Give only one thing: the number of lines that include the word "감사드립니다".

-- begin Input --

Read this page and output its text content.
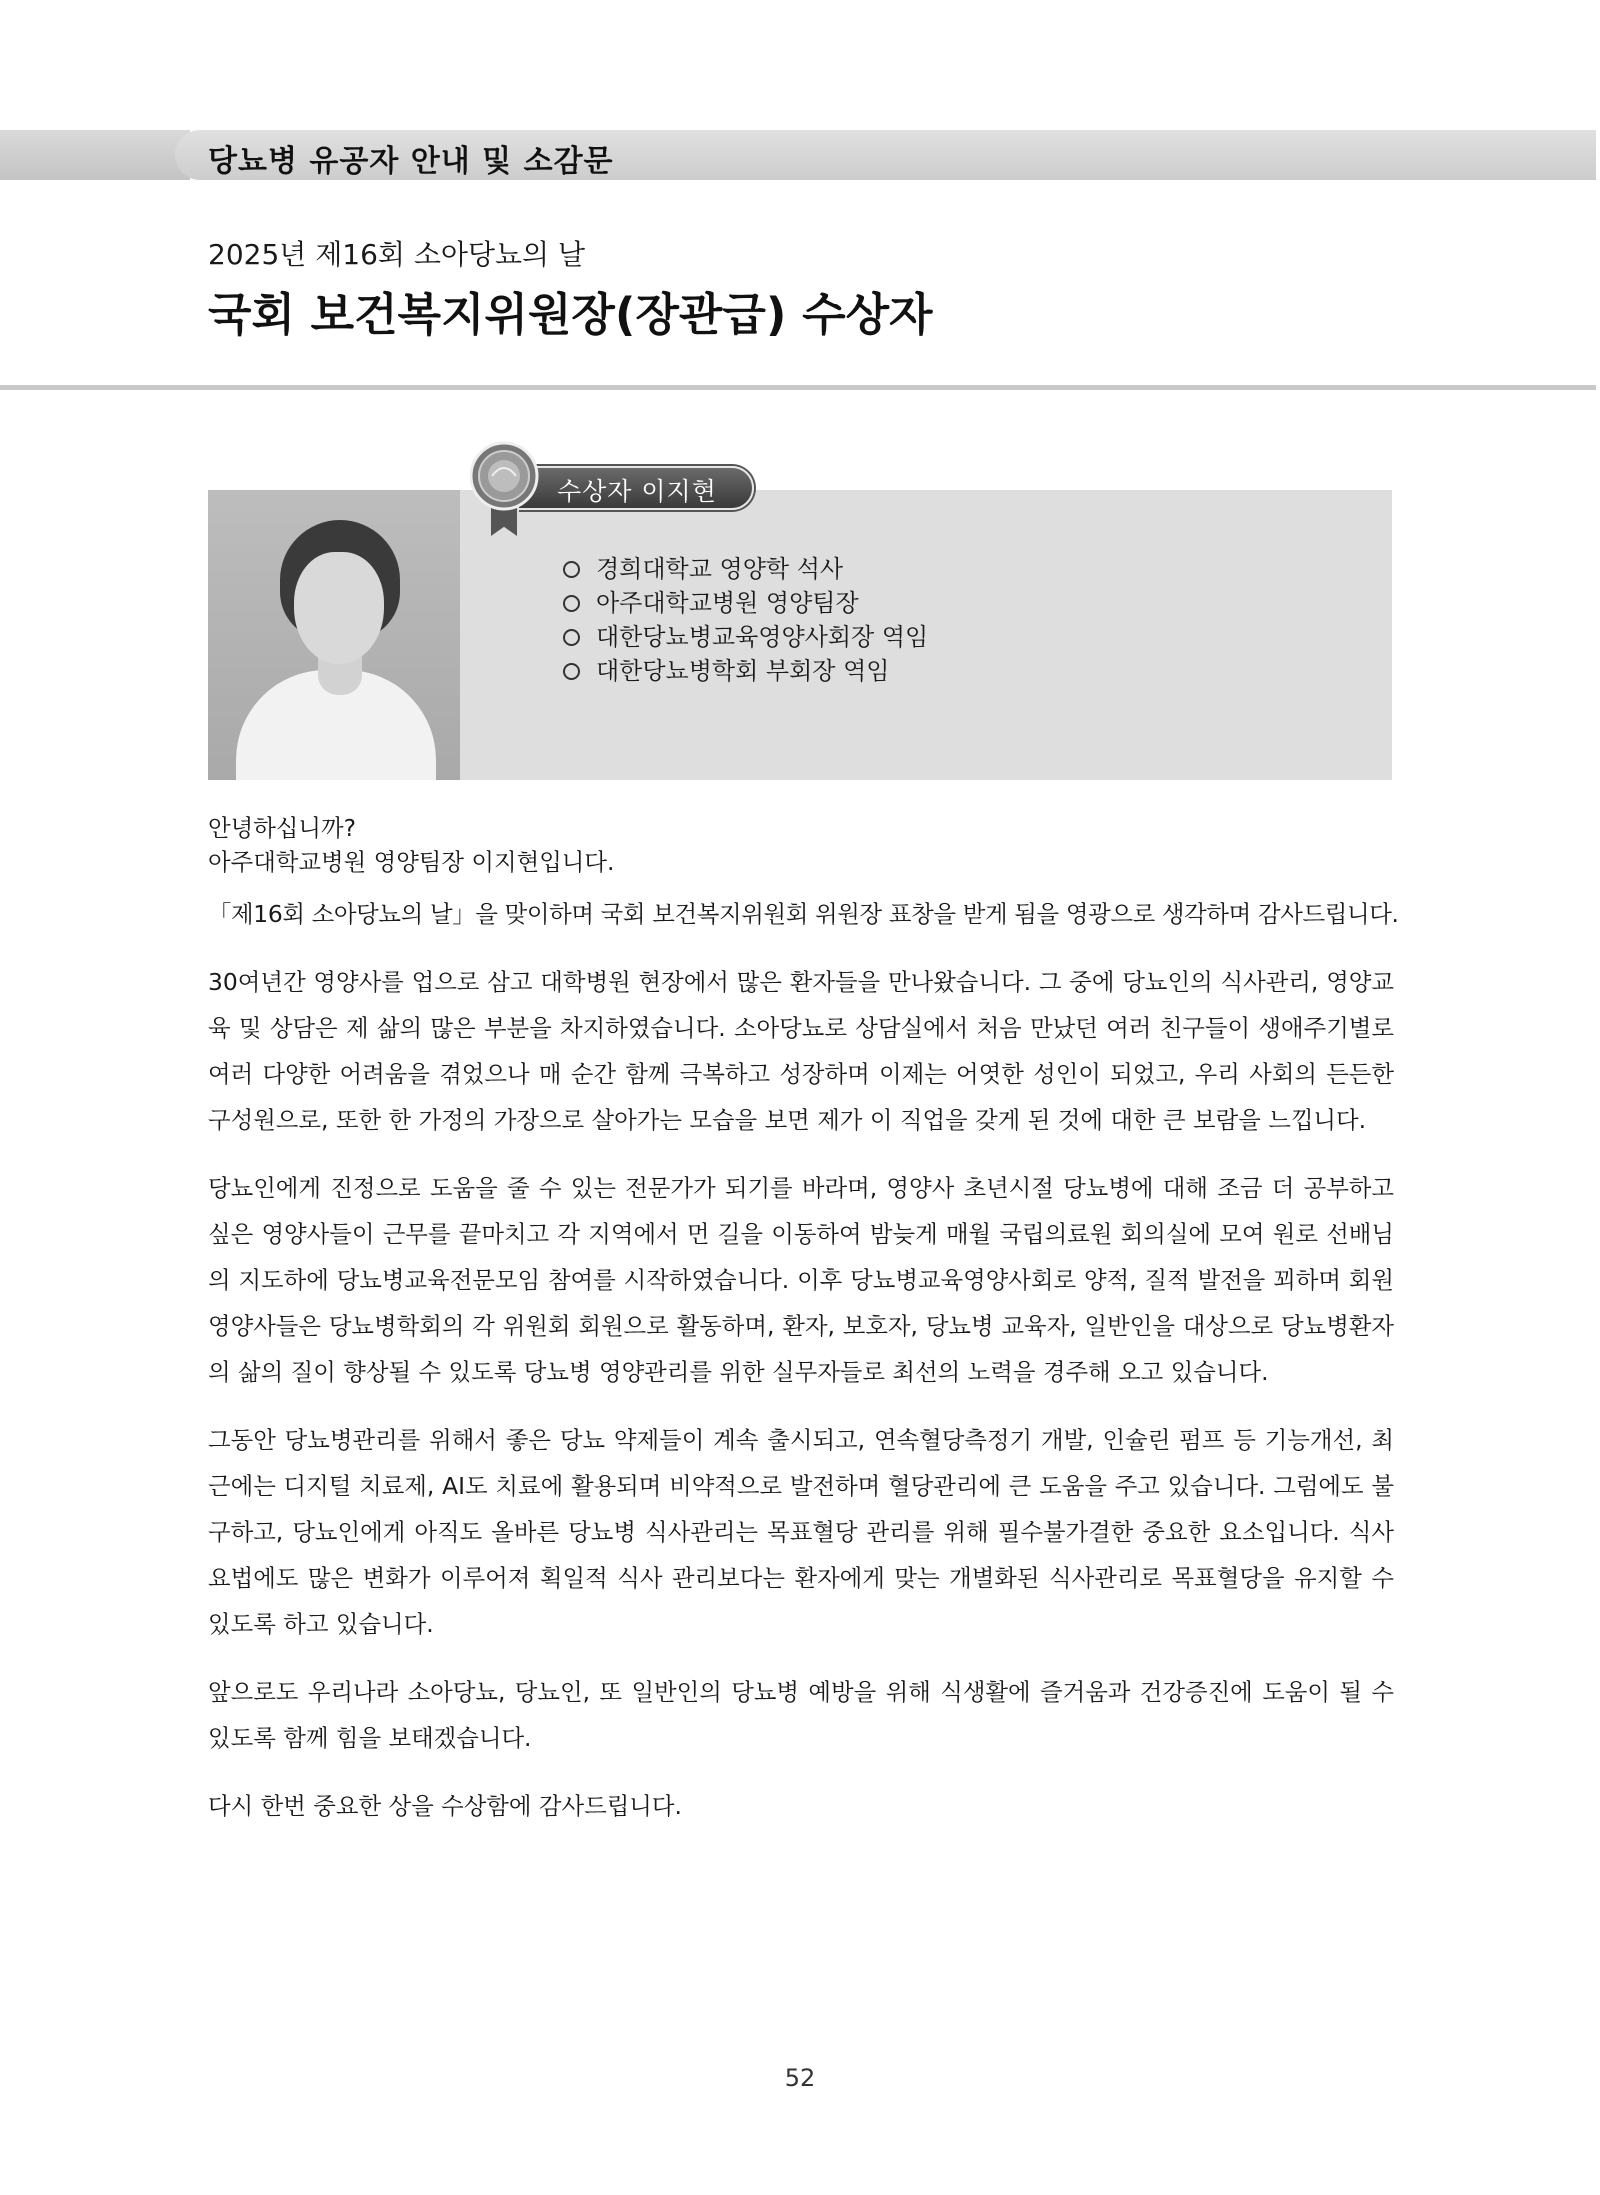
당뇨병 유공자 안내 및 소감문
2025년 제16회 소아당뇨의 날
국회 보건복지위원장(장관급) 수상자
수상자 이지현
경희대학교 영양학 석사
아주대학교병원 영양팀장
대한당뇨병교육영양사회장 역임
대한당뇨병학회 부회장 역임

안녕하십니까?

아주대학교병원 영양팀장 이지현입니다.

「제16회 소아당뇨의 날」을 맞이하며 국회 보건복지위원회 위원장 표창을 받게 됨을 영광으로 생각하며 감사드립니다.

30여년간 영양사를 업으로 삼고 대학병원 현장에서 많은 환자들을 만나왔습니다. 그 중에 당뇨인의 식사관리, 영양교육 및 상담은 제 삶의 많은 부분을 차지하였습니다. 소아당뇨로 상담실에서 처음 만났던 여러 친구들이 생애주기별로 여러 다양한 어려움을 겪었으나 매 순간 함께 극복하고 성장하며 이제는 어엿한 성인이 되었고, 우리 사회의 든든한 구성원으로, 또한 한 가정의 가장으로 살아가는 모습을 보면 제가 이 직업을 갖게 된 것에 대한 큰 보람을 느낍니다.

당뇨인에게 진정으로 도움을 줄 수 있는 전문가가 되기를 바라며, 영양사 초년시절 당뇨병에 대해 조금 더 공부하고 싶은 영양사들이 근무를 끝마치고 각 지역에서 먼 길을 이동하여 밤늦게 매월 국립의료원 회의실에 모여 원로 선배님의 지도하에 당뇨병교육전문모임 참여를 시작하였습니다. 이후 당뇨병교육영양사회로 양적, 질적 발전을 꾀하며 회원 영양사들은 당뇨병학회의 각 위원회 회원으로 활동하며, 환자, 보호자, 당뇨병 교육자, 일반인을 대상으로 당뇨병환자의 삶의 질이 향상될 수 있도록 당뇨병 영양관리를 위한 실무자들로 최선의 노력을 경주해 오고 있습니다.

그동안 당뇨병관리를 위해서 좋은 당뇨 약제들이 계속 출시되고, 연속혈당측정기 개발, 인슐린 펌프 등 기능개선, 최근에는 디지털 치료제, AI도 치료에 활용되며 비약적으로 발전하며 혈당관리에 큰 도움을 주고 있습니다. 그럼에도 불구하고, 당뇨인에게 아직도 올바른 당뇨병 식사관리는 목표혈당 관리를 위해 필수불가결한 중요한 요소입니다. 식사요법에도 많은 변화가 이루어져 획일적 식사 관리보다는 환자에게 맞는 개별화된 식사관리로 목표혈당을 유지할 수 있도록 하고 있습니다.

앞으로도 우리나라 소아당뇨, 당뇨인, 또 일반인의 당뇨병 예방을 위해 식생활에 즐거움과 건강증진에 도움이 될 수 있도록 함께 힘을 보태겠습니다.

다시 한번 중요한 상을 수상함에 감사드립니다.

52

-- end Input --

#### Response to the task:
2